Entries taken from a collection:

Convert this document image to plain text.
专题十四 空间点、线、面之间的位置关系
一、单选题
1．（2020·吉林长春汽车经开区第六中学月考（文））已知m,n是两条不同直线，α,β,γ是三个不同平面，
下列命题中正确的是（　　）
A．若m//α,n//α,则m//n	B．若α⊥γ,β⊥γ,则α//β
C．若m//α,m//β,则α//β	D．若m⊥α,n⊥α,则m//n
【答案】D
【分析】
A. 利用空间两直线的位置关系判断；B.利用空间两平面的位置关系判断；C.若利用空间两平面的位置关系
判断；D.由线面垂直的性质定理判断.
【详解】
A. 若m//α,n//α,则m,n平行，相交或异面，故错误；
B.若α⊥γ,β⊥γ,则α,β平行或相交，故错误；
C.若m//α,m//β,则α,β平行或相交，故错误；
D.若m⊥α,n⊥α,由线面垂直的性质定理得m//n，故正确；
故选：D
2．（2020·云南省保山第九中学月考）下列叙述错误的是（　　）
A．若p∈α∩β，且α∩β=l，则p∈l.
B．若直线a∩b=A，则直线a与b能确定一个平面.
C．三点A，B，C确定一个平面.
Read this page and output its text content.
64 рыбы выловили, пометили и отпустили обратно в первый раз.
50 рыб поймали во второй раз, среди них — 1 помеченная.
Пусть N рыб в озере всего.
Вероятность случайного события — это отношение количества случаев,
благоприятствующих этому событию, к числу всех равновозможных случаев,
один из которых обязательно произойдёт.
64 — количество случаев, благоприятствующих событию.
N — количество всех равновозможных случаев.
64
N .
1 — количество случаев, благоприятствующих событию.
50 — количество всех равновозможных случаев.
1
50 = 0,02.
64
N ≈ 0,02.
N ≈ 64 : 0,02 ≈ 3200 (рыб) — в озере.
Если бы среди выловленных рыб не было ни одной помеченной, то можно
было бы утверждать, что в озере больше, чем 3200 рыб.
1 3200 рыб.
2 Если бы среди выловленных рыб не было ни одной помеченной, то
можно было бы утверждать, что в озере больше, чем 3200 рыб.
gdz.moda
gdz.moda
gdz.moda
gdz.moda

* **What the exercise asks**
In the listing above, locate each line with "среди" and copy it.

* **The result**
50 рыб поймали во второй раз, среди них — 1 помеченная.
Если бы среди выловленных рыб не было ни одной помеченной, то можно
2 Если бы среди выловленных рыб не было ни одной помеченной, то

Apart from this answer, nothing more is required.